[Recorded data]
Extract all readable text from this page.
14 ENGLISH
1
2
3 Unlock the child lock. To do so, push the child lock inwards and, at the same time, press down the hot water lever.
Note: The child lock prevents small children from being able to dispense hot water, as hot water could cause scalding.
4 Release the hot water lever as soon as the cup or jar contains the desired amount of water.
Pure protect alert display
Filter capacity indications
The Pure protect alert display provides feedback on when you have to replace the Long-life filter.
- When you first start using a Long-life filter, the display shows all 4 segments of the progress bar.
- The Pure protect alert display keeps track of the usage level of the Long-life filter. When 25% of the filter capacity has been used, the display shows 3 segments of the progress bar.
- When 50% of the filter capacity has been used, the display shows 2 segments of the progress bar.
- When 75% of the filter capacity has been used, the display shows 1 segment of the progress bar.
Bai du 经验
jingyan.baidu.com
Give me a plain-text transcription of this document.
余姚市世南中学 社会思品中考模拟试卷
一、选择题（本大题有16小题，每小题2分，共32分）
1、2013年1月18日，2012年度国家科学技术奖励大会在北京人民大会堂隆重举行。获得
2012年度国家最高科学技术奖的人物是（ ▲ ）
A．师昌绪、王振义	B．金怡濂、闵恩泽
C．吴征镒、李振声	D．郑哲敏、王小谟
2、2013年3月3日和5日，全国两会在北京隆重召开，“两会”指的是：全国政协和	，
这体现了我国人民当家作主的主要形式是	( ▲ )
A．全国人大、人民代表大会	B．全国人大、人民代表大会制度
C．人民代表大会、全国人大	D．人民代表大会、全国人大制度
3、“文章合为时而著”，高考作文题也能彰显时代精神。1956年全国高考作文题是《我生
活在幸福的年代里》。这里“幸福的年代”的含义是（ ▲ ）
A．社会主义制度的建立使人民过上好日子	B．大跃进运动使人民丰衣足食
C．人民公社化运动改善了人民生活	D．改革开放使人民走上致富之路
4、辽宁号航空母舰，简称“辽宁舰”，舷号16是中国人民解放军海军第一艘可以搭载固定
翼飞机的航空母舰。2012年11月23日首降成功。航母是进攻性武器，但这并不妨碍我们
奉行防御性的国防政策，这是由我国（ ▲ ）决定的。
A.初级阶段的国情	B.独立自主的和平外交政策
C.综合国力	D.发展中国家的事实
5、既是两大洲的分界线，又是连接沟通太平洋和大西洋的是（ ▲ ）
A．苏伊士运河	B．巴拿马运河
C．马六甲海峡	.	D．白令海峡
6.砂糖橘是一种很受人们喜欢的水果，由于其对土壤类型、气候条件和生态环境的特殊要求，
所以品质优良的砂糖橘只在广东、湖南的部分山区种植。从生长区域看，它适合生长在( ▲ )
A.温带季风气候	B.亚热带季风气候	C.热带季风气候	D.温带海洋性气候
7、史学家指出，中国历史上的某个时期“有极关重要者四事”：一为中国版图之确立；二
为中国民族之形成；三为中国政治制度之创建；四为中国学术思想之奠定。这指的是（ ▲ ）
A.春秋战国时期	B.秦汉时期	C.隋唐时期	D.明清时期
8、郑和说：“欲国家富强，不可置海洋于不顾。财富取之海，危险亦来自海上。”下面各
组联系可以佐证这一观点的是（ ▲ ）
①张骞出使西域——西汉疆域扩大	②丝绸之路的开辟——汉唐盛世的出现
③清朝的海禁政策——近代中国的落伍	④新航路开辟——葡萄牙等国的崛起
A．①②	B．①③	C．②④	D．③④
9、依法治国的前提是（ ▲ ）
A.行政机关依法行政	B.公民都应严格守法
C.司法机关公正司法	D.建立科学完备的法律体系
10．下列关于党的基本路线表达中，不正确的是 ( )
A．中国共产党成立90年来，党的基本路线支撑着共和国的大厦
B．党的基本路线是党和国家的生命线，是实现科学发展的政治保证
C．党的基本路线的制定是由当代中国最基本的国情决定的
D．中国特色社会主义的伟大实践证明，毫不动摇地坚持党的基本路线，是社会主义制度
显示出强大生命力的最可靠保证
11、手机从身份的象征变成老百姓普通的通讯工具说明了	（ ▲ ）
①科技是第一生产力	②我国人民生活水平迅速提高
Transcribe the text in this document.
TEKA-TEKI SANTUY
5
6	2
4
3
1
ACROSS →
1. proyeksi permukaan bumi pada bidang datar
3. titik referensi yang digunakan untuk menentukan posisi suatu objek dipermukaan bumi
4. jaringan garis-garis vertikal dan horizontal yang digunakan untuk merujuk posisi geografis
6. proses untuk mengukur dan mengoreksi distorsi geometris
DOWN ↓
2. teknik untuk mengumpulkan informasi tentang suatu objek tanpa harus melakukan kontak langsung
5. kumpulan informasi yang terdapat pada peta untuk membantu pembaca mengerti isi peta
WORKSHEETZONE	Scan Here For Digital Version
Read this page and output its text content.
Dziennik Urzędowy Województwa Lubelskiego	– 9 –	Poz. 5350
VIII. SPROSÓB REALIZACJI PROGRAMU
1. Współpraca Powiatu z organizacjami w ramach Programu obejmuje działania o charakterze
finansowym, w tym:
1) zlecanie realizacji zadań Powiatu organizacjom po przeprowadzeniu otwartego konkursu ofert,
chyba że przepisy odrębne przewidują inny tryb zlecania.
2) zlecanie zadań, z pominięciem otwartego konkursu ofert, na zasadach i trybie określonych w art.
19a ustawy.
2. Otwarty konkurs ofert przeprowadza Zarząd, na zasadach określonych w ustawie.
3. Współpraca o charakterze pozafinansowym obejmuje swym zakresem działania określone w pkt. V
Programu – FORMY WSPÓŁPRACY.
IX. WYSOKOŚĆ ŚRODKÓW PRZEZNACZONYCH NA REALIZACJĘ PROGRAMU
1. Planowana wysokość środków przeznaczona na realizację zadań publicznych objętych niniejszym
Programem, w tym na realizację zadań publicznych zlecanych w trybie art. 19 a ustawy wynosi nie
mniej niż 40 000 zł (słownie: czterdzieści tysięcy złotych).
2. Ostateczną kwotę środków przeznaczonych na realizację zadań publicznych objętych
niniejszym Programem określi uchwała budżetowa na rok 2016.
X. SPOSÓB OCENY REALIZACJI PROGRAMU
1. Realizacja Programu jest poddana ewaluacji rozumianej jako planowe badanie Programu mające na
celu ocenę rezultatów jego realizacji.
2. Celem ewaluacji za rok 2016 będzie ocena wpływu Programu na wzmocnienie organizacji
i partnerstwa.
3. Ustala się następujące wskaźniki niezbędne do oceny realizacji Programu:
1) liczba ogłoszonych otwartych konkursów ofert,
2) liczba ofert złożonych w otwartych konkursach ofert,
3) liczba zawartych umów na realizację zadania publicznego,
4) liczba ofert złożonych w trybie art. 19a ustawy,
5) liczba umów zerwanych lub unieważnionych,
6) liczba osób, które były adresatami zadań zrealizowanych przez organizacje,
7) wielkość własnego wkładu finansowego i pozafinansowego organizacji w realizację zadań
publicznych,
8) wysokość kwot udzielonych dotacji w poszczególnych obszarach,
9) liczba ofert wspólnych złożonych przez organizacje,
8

- **Exercise description**:
Exactly as shown, repeat every record.

- **Answer to the exercise**:
Extract all readable text from this page.
14 ENGLISH
1
2
3 Unlock the child lock. To do so, push the child lock inwards and, at the same time, press down the hot water lever.
Note: The child lock prevents small children from being able to dispense hot water, as hot water could cause scalding.
4 Release the hot water lever as soon as the cup or jar contains the desired amount of water.
Pure protect alert display
Filter capacity indications
The Pure protect alert display provides feedback on when you have to replace the Long-life filter.
- When you first start using a Long-life filter, the display shows all 4 segments of the progress bar.
- The Pure protect alert display keeps track of the usage level of the Long-life filter. When 25% of the filter capacity has been used, the display shows 3 segments of the progress bar.
- When 50% of the filter capacity has been used, the display shows 2 segments of the progress bar.
- When 75% of the filter capacity has been used, the display shows 1 segment of the progress bar.
Bai du 经验
jingyan.baidu.com
Give me a plain-text transcription of this document.
余姚市世南中学 社会思品中考模拟试卷
一、选择题（本大题有16小题，每小题2分，共32分）
1、2013年1月18日，2012年度国家科学技术奖励大会在北京人民大会堂隆重举行。获得
2012年度国家最高科学技术奖的人物是（ ▲ ）
A．师昌绪、王振义	B．金怡濂、闵恩泽
C．吴征镒、李振声	D．郑哲敏、王小谟
2、2013年3月3日和5日，全国两会在北京隆重召开，“两会”指的是：全国政协和	，
这体现了我国人民当家作主的主要形式是	( ▲ )
A．全国人大、人民代表大会	B．全国人大、人民代表大会制度
C．人民代表大会、全国人大	D．人民代表大会、全国人大制度
3、“文章合为时而著”，高考作文题也能彰显时代精神。1956年全国高考作文题是《我生
活在幸福的年代里》。这里“幸福的年代”的含义是（ ▲ ）
A．社会主义制度的建立使人民过上好日子	B．大跃进运动使人民丰衣足食
C．人民公社化运动改善了人民生活	D．改革开放使人民走上致富之路
4、辽宁号航空母舰，简称“辽宁舰”，舷号16是中国人民解放军海军第一艘可以搭载固定
翼飞机的航空母舰。2012年11月23日首降成功。航母是进攻性武器，但这并不妨碍我们
奉行防御性的国防政策，这是由我国（ ▲ ）决定的。
A.初级阶段的国情	B.独立自主的和平外交政策
C.综合国力	D.发展中国家的事实
5、既是两大洲的分界线，又是连接沟通太平洋和大西洋的是（ ▲ ）
A．苏伊士运河	B．巴拿马运河
C．马六甲海峡	.	D．白令海峡
6.砂糖橘是一种很受人们喜欢的水果，由于其对土壤类型、气候条件和生态环境的特殊要求，
所以品质优良的砂糖橘只在广东、湖南的部分山区种植。从生长区域看，它适合生长在( ▲ )
A.温带季风气候	B.亚热带季风气候	C.热带季风气候	D.温带海洋性气候
7、史学家指出，中国历史上的某个时期“有极关重要者四事”：一为中国版图之确立；二
为中国民族之形成；三为中国政治制度之创建；四为中国学术思想之奠定。这指的是（ ▲ ）
A.春秋战国时期	B.秦汉时期	C.隋唐时期	D.明清时期
8、郑和说：“欲国家富强，不可置海洋于不顾。财富取之海，危险亦来自海上。”下面各
组联系可以佐证这一观点的是（ ▲ ）
①张骞出使西域——西汉疆域扩大	②丝绸之路的开辟——汉唐盛世的出现
③清朝的海禁政策——近代中国的落伍	④新航路开辟——葡萄牙等国的崛起
A．①②	B．①③	C．②④	D．③④
9、依法治国的前提是（ ▲ ）
A.行政机关依法行政	B.公民都应严格守法
C.司法机关公正司法	D.建立科学完备的法律体系
10．下列关于党的基本路线表达中，不正确的是 ( )
A．中国共产党成立90年来，党的基本路线支撑着共和国的大厦
B．党的基本路线是党和国家的生命线，是实现科学发展的政治保证
C．党的基本路线的制定是由当代中国最基本的国情决定的
D．中国特色社会主义的伟大实践证明，毫不动摇地坚持党的基本路线，是社会主义制度
显示出强大生命力的最可靠保证
11、手机从身份的象征变成老百姓普通的通讯工具说明了	（ ▲ ）
①科技是第一生产力	②我国人民生活水平迅速提高
Transcribe the text in this document.
TEKA-TEKI SANTUY
5
6	2
4
3
1
ACROSS →
1. proyeksi permukaan bumi pada bidang datar
3. titik referensi yang digunakan untuk menentukan posisi suatu objek dipermukaan bumi
4. jaringan garis-garis vertikal dan horizontal yang digunakan untuk merujuk posisi geografis
6. proses untuk mengukur dan mengoreksi distorsi geometris
DOWN ↓
2. teknik untuk mengumpulkan informasi tentang suatu objek tanpa harus melakukan kontak langsung
5. kumpulan informasi yang terdapat pada peta untuk membantu pembaca mengerti isi peta
WORKSHEETZONE	Scan Here For Digital Version
Read this page and output its text content.
Dziennik Urzędowy Województwa Lubelskiego	– 9 –	Poz. 5350
VIII. SPROSÓB REALIZACJI PROGRAMU
1. Współpraca Powiatu z organizacjami w ramach Programu obejmuje działania o charakterze
finansowym, w tym:
1) zlecanie realizacji zadań Powiatu organizacjom po przeprowadzeniu otwartego konkursu ofert,
chyba że przepisy odrębne przewidują inny tryb zlecania.
2) zlecanie zadań, z pominięciem otwartego konkursu ofert, na zasadach i trybie określonych w art.
19a ustawy.
2. Otwarty konkurs ofert przeprowadza Zarząd, na zasadach określonych w ustawie.
3. Współpraca o charakterze pozafinansowym obejmuje swym zakresem działania określone w pkt. V
Programu – FORMY WSPÓŁPRACY.
IX. WYSOKOŚĆ ŚRODKÓW PRZEZNACZONYCH NA REALIZACJĘ PROGRAMU
1. Planowana wysokość środków przeznaczona na realizację zadań publicznych objętych niniejszym
Programem, w tym na realizację zadań publicznych zlecanych w trybie art. 19 a ustawy wynosi nie
mniej niż 40 000 zł (słownie: czterdzieści tysięcy złotych).
2. Ostateczną kwotę środków przeznaczonych na realizację zadań publicznych objętych
niniejszym Programem określi uchwała budżetowa na rok 2016.
X. SPOSÓB OCENY REALIZACJI PROGRAMU
1. Realizacja Programu jest poddana ewaluacji rozumianej jako planowe badanie Programu mające na
celu ocenę rezultatów jego realizacji.
2. Celem ewaluacji za rok 2016 będzie ocena wpływu Programu na wzmocnienie organizacji
i partnerstwa.
3. Ustala się następujące wskaźniki niezbędne do oceny realizacji Programu:
1) liczba ogłoszonych otwartych konkursów ofert,
2) liczba ofert złożonych w otwartych konkursach ofert,
3) liczba zawartych umów na realizację zadania publicznego,
4) liczba ofert złożonych w trybie art. 19a ustawy,
5) liczba umów zerwanych lub unieważnionych,
6) liczba osób, które były adresatami zadań zrealizowanych przez organizacje,
7) wielkość własnego wkładu finansowego i pozafinansowego organizacji w realizację zadań
publicznych,
8) wysokość kwot udzielonych dotacji w poszczególnych obszarach,
9) liczba ofert wspólnych złożonych przez organizacje,
8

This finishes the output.